___ Passage for review

I have been under the impression since I started using Zbrush that if a model was going to be normal mapped then you had to layout each piece of the mesh seperately - no mirroring UVs and no sharing texture space.

Is this true? I was looking at the maps for this model that was posted up here recently and there are plenty of mirrored uvs and the normal maps look brilliant.

http://www.t3h-v.com/folio/corum.html

So why are there loads of posts everywhere saying that you cant do this? I'm a bit confused!

ArchangelTalon
03-25-2006, 06:57 PM
It depends on the engine.

Most engines that support normal mapping can compensate for having two halves of a model covered by the same normal map.

You may find you have problems when you render out the normal map to start with, however, as it tries to apply two normal maps to the same area of texture space.

benclark
03-25-2006, 07:43 PM
Thanks for the help.

Where in Glasgow are you studying?

ArchangelTalon
03-25-2006, 09:11 PM
Heh, I'm actually studying at University of Teesside in Middlesbrough.

I still call Glasgow home, though :P

glynnsmith
03-26-2006, 05:02 AM
Yeah. I had a bit of trouble with symmetrying the UV's in the past. It turned the flipped half inside out.

Heh, I'm actually studying at University of Teesside in Middlesbrough.

I still call Glasgow home, though :P

Whehey. Another one. What year/course?

ArchangelTalon
03-26-2006, 12:44 PM
Computer Games Art, first year.

Dull as a wet Tuesday :P

glynnsmith
03-26-2006, 02:36 PM
:D ACE! That must be one of the new courses. Pretty much all of the games art modules used to be under the blanket course of Computer Games Design, which is the bag I'm in.

How're you finding it?

G

benclark
03-26-2006, 04:09 PM
Mr Smith, that is a handsome moustache

ximage
03-26-2006, 04:46 PM
hey looks like u got a bit of a UK only thread going here, woot woot. i was wondering about that normal thing aswell, but then again i haven't made a games model yet, all the stuff iv done is hi-res, when i graduate i wanna get in to the games side, suppose i should have done a games course instead. hehe
just thought id say hi ne way!

______
___ Data supplied

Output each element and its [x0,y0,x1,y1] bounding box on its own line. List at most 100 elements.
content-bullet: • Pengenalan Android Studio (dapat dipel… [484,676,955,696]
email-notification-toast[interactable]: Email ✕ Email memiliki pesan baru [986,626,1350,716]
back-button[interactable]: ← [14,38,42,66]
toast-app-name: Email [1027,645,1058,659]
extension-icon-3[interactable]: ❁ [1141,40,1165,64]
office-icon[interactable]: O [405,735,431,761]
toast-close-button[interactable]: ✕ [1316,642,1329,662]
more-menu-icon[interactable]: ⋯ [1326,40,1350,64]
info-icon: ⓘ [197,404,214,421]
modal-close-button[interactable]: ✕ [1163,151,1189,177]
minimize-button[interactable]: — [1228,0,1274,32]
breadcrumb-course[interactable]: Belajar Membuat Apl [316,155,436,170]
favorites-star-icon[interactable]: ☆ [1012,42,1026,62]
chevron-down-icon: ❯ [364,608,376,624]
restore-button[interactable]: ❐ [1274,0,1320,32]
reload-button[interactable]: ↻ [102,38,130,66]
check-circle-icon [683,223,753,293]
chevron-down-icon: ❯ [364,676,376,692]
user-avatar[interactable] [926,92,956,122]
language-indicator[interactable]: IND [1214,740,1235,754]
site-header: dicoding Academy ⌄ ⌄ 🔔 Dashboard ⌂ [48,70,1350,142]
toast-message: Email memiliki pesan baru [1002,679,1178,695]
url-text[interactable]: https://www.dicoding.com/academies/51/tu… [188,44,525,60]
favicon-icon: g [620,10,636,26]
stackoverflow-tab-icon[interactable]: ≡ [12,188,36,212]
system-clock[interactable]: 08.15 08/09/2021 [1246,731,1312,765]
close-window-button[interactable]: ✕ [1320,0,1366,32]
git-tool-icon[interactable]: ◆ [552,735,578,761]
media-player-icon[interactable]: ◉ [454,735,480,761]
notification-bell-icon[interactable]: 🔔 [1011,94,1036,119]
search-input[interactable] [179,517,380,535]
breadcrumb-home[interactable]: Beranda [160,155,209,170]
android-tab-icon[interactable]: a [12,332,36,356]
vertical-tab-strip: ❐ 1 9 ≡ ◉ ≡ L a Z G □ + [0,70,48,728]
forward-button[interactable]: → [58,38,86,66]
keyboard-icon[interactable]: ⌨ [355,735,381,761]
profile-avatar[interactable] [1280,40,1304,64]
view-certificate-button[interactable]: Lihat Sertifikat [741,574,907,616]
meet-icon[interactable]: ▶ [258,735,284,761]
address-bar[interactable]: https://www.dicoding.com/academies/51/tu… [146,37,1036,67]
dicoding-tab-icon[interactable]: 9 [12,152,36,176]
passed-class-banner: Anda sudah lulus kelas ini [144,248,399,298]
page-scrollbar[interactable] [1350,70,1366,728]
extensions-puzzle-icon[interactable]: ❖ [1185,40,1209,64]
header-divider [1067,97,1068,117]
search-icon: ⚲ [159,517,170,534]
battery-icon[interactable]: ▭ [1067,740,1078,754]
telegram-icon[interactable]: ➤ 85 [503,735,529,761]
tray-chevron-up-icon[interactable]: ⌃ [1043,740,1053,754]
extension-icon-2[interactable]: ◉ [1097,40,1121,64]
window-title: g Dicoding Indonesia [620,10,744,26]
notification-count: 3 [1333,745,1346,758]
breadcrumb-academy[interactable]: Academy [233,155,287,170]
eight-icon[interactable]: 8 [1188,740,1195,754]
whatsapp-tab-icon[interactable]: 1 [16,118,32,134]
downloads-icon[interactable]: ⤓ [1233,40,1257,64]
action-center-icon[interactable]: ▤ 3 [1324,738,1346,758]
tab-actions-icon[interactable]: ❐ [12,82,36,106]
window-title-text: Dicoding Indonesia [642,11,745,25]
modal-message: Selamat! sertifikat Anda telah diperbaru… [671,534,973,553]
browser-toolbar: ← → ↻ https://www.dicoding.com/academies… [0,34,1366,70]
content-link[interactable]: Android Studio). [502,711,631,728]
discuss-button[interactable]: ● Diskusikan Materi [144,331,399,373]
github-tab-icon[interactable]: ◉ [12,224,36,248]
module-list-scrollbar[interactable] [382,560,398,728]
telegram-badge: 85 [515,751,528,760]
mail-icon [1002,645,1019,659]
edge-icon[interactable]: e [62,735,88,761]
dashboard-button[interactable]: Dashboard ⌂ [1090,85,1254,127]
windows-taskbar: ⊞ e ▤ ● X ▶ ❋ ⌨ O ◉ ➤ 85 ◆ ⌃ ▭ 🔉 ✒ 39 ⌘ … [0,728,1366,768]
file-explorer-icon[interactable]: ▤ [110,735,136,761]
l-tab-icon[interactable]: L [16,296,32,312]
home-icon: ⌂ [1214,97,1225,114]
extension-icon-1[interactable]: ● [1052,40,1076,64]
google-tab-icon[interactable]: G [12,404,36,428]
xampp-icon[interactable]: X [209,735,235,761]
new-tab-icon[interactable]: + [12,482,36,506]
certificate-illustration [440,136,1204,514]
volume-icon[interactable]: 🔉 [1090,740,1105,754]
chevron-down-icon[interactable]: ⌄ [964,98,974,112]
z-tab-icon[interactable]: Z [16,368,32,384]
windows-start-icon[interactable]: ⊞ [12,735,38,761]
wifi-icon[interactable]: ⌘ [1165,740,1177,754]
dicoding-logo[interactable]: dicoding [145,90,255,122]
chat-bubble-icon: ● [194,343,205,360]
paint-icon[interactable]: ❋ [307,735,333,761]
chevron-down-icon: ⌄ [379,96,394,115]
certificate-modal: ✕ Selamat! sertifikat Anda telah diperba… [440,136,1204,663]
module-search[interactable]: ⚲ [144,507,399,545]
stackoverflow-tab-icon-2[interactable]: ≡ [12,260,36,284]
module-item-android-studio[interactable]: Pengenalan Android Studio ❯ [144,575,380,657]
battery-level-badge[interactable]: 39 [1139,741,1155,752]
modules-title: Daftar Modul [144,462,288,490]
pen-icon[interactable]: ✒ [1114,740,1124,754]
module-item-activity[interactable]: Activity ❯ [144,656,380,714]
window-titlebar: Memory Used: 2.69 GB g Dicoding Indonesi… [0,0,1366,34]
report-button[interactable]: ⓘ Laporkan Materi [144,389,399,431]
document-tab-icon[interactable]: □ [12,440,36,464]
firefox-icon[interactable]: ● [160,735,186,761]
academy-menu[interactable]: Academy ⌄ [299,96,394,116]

______

#### What is expected:
Reproduce word for word the part of the forum thread on normal mapping with mirrored UVs starting with "Dull as a wet" and going on through "bag I'm in.". This material was drawn from a separate source.

#### Response to this exercise:
Dull as a wet Tuesday :P

glynnsmith
03-26-2006, 02:36 PM
:D ACE! That must be one of the new courses. Pretty much all of the games art modules used to be under the blanket course of Computer Games Design, which is the bag I'm in.